* start *

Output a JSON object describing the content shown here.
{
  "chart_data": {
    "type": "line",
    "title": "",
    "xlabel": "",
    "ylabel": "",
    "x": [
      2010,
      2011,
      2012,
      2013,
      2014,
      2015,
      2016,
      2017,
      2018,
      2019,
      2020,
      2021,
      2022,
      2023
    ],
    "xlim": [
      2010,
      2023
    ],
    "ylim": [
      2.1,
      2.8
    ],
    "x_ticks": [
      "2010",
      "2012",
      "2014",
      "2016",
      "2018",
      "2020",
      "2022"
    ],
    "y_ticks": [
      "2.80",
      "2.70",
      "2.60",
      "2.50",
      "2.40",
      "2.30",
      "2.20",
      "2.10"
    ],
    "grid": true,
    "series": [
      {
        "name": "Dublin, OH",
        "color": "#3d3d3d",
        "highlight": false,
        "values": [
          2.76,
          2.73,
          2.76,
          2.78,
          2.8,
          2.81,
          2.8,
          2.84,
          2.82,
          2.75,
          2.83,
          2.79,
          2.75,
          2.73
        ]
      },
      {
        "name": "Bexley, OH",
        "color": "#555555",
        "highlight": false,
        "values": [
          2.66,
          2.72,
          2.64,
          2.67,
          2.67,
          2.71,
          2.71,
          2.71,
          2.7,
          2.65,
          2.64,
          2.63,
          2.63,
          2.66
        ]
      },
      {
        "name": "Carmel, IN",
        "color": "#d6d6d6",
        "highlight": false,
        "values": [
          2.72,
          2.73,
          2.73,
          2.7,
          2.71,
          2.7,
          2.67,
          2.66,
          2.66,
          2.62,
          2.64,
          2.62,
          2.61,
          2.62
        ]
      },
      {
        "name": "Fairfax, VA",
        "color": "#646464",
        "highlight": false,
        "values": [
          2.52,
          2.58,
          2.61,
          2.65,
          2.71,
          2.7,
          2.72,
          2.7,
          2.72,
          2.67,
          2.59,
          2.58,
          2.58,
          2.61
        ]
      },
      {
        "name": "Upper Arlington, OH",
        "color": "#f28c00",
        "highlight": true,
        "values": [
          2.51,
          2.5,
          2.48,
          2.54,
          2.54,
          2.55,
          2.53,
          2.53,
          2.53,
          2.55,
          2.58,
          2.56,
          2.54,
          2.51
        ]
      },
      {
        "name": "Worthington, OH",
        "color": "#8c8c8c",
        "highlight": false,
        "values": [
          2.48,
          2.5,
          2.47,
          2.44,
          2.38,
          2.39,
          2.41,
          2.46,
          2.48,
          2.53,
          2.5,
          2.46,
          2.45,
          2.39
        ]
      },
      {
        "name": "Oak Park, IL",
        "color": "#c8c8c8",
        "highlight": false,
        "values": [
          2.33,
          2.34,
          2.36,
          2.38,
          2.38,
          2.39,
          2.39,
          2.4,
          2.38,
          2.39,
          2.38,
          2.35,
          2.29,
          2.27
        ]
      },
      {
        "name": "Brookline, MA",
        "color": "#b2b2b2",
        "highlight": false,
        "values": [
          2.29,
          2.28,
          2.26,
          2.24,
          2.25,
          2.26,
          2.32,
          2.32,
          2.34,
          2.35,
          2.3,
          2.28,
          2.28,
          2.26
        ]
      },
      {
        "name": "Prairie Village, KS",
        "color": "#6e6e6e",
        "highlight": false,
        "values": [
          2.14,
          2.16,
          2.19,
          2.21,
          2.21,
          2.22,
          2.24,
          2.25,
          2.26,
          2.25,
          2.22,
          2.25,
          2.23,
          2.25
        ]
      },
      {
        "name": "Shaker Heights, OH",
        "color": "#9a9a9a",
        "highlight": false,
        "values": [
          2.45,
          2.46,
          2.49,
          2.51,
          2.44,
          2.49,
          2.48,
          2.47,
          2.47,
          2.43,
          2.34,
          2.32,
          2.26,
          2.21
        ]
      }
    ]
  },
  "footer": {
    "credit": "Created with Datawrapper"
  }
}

* end *

To do: Reproduce the complete data exactly as presented above.

Exercise response:
Output a JSON object describing the content shown here.
{
  "chart_data": {
    "type": "line",
    "title": "",
    "xlabel": "",
    "ylabel": "",
    "x": [
      2010,
      2011,
      2012,
      2013,
      2014,
      2015,
      2016,
      2017,
      2018,
      2019,
      2020,
      2021,
      2022,
      2023
    ],
    "xlim": [
      2010,
      2023
    ],
    "ylim": [
      2.1,
      2.8
    ],
    "x_ticks": [
      "2010",
      "2012",
      "2014",
      "2016",
      "2018",
      "2020",
      "2022"
    ],
    "y_ticks": [
      "2.80",
      "2.70",
      "2.60",
      "2.50",
      "2.40",
      "2.30",
      "2.20",
      "2.10"
    ],
    "grid": true,
    "series": [
      {
        "name": "Dublin, OH",
        "color": "#3d3d3d",
        "highlight": false,
        "values": [
          2.76,
          2.73,
          2.76,
          2.78,
          2.8,
          2.81,
          2.8,
          2.84,
          2.82,
          2.75,
          2.83,
          2.79,
          2.75,
          2.73
        ]
      },
      {
        "name": "Bexley, OH",
        "color": "#555555",
        "highlight": false,
        "values": [
          2.66,
          2.72,
          2.64,
          2.67,
          2.67,
          2.71,
          2.71,
          2.71,
          2.7,
          2.65,
          2.64,
          2.63,
          2.63,
          2.66
        ]
      },
      {
        "name": "Carmel, IN",
        "color": "#d6d6d6",
        "highlight": false,
        "values": [
          2.72,
          2.73,
          2.73,
          2.7,
          2.71,
          2.7,
          2.67,
          2.66,
          2.66,
          2.62,
          2.64,
          2.62,
          2.61,
          2.62
        ]
      },
      {
        "name": "Fairfax, VA",
        "color": "#646464",
        "highlight": false,
        "values": [
          2.52,
          2.58,
          2.61,
          2.65,
          2.71,
          2.7,
          2.72,
          2.7,
          2.72,
          2.67,
          2.59,
          2.58,
          2.58,
          2.61
        ]
      },
      {
        "name": "Upper Arlington, OH",
        "color": "#f28c00",
        "highlight": true,
        "values": [
          2.51,
          2.5,
          2.48,
          2.54,
          2.54,
          2.55,
          2.53,
          2.53,
          2.53,
          2.55,
          2.58,
          2.56,
          2.54,
          2.51
        ]
      },
      {
        "name": "Worthington, OH",
        "color": "#8c8c8c",
        "highlight": false,
        "values": [
          2.48,
          2.5,
          2.47,
          2.44,
          2.38,
          2.39,
          2.41,
          2.46,
          2.48,
          2.53,
          2.5,
          2.46,
          2.45,
          2.39
        ]
      },
      {
        "name": "Oak Park, IL",
        "color": "#c8c8c8",
        "highlight": false,
        "values": [
          2.33,
          2.34,
          2.36,
          2.38,
          2.38,
          2.39,
          2.39,
          2.4,
          2.38,
          2.39,
          2.38,
          2.35,
          2.29,
          2.27
        ]
      },
      {
        "name": "Brookline, MA",
        "color": "#b2b2b2",
        "highlight": false,
        "values": [
          2.29,
          2.28,
          2.26,
          2.24,
          2.25,
          2.26,
          2.32,
          2.32,
          2.34,
          2.35,
          2.3,
          2.28,
          2.28,
          2.26
        ]
      },
      {
        "name": "Prairie Village, KS",
        "color": "#6e6e6e",
        "highlight": false,
        "values": [
          2.14,
          2.16,
          2.19,
          2.21,
          2.21,
          2.22,
          2.24,
          2.25,
          2.26,
          2.25,
          2.22,
          2.25,
          2.23,
          2.25
        ]
      },
      {
        "name": "Shaker Heights, OH",
        "color": "#9a9a9a",
        "highlight": false,
        "values": [
          2.45,
          2.46,
          2.49,
          2.51,
          2.44,
          2.49,
          2.48,
          2.47,
          2.47,
          2.43,
          2.34,
          2.32,
          2.26,
          2.21
        ]
      }
    ]
  },
  "footer": {
    "credit": "Created with Datawrapper"
  }
}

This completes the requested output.